**GOAL**.
Retype all of the data exactly as given.

------------

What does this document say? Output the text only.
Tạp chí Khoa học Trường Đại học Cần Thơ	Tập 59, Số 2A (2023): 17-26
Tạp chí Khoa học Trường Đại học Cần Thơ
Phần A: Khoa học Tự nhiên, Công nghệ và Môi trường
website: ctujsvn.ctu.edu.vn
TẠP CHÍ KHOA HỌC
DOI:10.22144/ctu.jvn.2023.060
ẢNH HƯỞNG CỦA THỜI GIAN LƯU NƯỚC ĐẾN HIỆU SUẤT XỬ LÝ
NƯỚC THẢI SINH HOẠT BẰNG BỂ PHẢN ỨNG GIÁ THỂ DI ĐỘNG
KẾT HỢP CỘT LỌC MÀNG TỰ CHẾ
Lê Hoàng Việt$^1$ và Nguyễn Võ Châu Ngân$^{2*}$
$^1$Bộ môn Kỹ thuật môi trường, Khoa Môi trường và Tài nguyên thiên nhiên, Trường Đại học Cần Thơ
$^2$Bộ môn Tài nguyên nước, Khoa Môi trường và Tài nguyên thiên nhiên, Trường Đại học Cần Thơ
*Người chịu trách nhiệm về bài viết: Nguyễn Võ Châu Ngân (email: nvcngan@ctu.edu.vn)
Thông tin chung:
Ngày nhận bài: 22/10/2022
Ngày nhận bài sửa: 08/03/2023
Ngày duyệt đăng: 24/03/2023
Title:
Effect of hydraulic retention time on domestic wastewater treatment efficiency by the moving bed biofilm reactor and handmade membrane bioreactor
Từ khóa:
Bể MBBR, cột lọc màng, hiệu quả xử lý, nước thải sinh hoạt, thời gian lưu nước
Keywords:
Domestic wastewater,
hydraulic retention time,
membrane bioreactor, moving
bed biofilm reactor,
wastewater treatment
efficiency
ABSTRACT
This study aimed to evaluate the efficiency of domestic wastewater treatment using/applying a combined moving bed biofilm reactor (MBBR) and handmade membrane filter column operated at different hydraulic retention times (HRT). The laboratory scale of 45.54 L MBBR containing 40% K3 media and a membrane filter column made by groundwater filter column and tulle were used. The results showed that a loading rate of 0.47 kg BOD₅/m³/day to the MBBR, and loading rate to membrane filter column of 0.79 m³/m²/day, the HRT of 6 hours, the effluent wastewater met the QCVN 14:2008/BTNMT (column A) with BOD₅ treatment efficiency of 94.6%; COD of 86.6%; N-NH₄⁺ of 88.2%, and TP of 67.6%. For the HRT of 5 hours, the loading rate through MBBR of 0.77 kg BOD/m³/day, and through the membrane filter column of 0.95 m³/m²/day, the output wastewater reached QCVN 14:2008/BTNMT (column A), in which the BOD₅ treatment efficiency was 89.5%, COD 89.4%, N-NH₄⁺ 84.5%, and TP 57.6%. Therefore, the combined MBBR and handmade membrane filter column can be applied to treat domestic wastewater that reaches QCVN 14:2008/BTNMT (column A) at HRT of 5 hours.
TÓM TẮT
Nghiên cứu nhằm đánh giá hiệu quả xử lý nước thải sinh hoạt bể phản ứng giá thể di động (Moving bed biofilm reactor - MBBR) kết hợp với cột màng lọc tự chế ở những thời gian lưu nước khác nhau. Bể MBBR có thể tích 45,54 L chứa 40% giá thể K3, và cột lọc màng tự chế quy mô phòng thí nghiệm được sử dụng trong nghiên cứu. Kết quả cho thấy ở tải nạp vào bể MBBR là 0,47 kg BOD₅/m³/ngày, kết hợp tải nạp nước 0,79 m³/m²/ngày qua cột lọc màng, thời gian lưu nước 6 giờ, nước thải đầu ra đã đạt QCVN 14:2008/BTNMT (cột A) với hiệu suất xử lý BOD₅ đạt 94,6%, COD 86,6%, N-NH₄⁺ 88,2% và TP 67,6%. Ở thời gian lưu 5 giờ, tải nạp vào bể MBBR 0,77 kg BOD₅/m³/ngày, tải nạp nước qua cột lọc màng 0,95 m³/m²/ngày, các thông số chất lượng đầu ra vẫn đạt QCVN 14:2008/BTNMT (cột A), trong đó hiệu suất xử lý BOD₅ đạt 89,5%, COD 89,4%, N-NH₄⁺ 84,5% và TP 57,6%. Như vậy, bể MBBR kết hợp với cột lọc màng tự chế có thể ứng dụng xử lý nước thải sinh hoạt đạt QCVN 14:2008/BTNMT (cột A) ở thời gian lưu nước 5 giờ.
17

------------

**TASK SOLUTION**.
What does this document say? Output the text only.
Tạp chí Khoa học Trường Đại học Cần Thơ	Tập 59, Số 2A (2023): 17-26
Tạp chí Khoa học Trường Đại học Cần Thơ
Phần A: Khoa học Tự nhiên, Công nghệ và Môi trường
website: ctujsvn.ctu.edu.vn
TẠP CHÍ KHOA HỌC
DOI:10.22144/ctu.jvn.2023.060
ẢNH HƯỞNG CỦA THỜI GIAN LƯU NƯỚC ĐẾN HIỆU SUẤT XỬ LÝ
NƯỚC THẢI SINH HOẠT BẰNG BỂ PHẢN ỨNG GIÁ THỂ DI ĐỘNG
KẾT HỢP CỘT LỌC MÀNG TỰ CHẾ
Lê Hoàng Việt$^1$ và Nguyễn Võ Châu Ngân$^{2*}$
$^1$Bộ môn Kỹ thuật môi trường, Khoa Môi trường và Tài nguyên thiên nhiên, Trường Đại học Cần Thơ
$^2$Bộ môn Tài nguyên nước, Khoa Môi trường và Tài nguyên thiên nhiên, Trường Đại học Cần Thơ
*Người chịu trách nhiệm về bài viết: Nguyễn Võ Châu Ngân (email: nvcngan@ctu.edu.vn)
Thông tin chung:
Ngày nhận bài: 22/10/2022
Ngày nhận bài sửa: 08/03/2023
Ngày duyệt đăng: 24/03/2023
Title:
Effect of hydraulic retention time on domestic wastewater treatment efficiency by the moving bed biofilm reactor and handmade membrane bioreactor
Từ khóa:
Bể MBBR, cột lọc màng, hiệu quả xử lý, nước thải sinh hoạt, thời gian lưu nước
Keywords:
Domestic wastewater,
hydraulic retention time,
membrane bioreactor, moving
bed biofilm reactor,
wastewater treatment
efficiency
ABSTRACT
This study aimed to evaluate the efficiency of domestic wastewater treatment using/applying a combined moving bed biofilm reactor (MBBR) and handmade membrane filter column operated at different hydraulic retention times (HRT). The laboratory scale of 45.54 L MBBR containing 40% K3 media and a membrane filter column made by groundwater filter column and tulle were used. The results showed that a loading rate of 0.47 kg BOD₅/m³/day to the MBBR, and loading rate to membrane filter column of 0.79 m³/m²/day, the HRT of 6 hours, the effluent wastewater met the QCVN 14:2008/BTNMT (column A) with BOD₅ treatment efficiency of 94.6%; COD of 86.6%; N-NH₄⁺ of 88.2%, and TP of 67.6%. For the HRT of 5 hours, the loading rate through MBBR of 0.77 kg BOD/m³/day, and through the membrane filter column of 0.95 m³/m²/day, the output wastewater reached QCVN 14:2008/BTNMT (column A), in which the BOD₅ treatment efficiency was 89.5%, COD 89.4%, N-NH₄⁺ 84.5%, and TP 57.6%. Therefore, the combined MBBR and handmade membrane filter column can be applied to treat domestic wastewater that reaches QCVN 14:2008/BTNMT (column A) at HRT of 5 hours.
TÓM TẮT
Nghiên cứu nhằm đánh giá hiệu quả xử lý nước thải sinh hoạt bể phản ứng giá thể di động (Moving bed biofilm reactor - MBBR) kết hợp với cột màng lọc tự chế ở những thời gian lưu nước khác nhau. Bể MBBR có thể tích 45,54 L chứa 40% giá thể K3, và cột lọc màng tự chế quy mô phòng thí nghiệm được sử dụng trong nghiên cứu. Kết quả cho thấy ở tải nạp vào bể MBBR là 0,47 kg BOD₅/m³/ngày, kết hợp tải nạp nước 0,79 m³/m²/ngày qua cột lọc màng, thời gian lưu nước 6 giờ, nước thải đầu ra đã đạt QCVN 14:2008/BTNMT (cột A) với hiệu suất xử lý BOD₅ đạt 94,6%, COD 86,6%, N-NH₄⁺ 88,2% và TP 67,6%. Ở thời gian lưu 5 giờ, tải nạp vào bể MBBR 0,77 kg BOD₅/m³/ngày, tải nạp nước qua cột lọc màng 0,95 m³/m²/ngày, các thông số chất lượng đầu ra vẫn đạt QCVN 14:2008/BTNMT (cột A), trong đó hiệu suất xử lý BOD₅ đạt 89,5%, COD 89,4%, N-NH₄⁺ 84,5% và TP 57,6%. Như vậy, bể MBBR kết hợp với cột lọc màng tự chế có thể ứng dụng xử lý nước thải sinh hoạt đạt QCVN 14:2008/BTNMT (cột A) ở thời gian lưu nước 5 giờ.
17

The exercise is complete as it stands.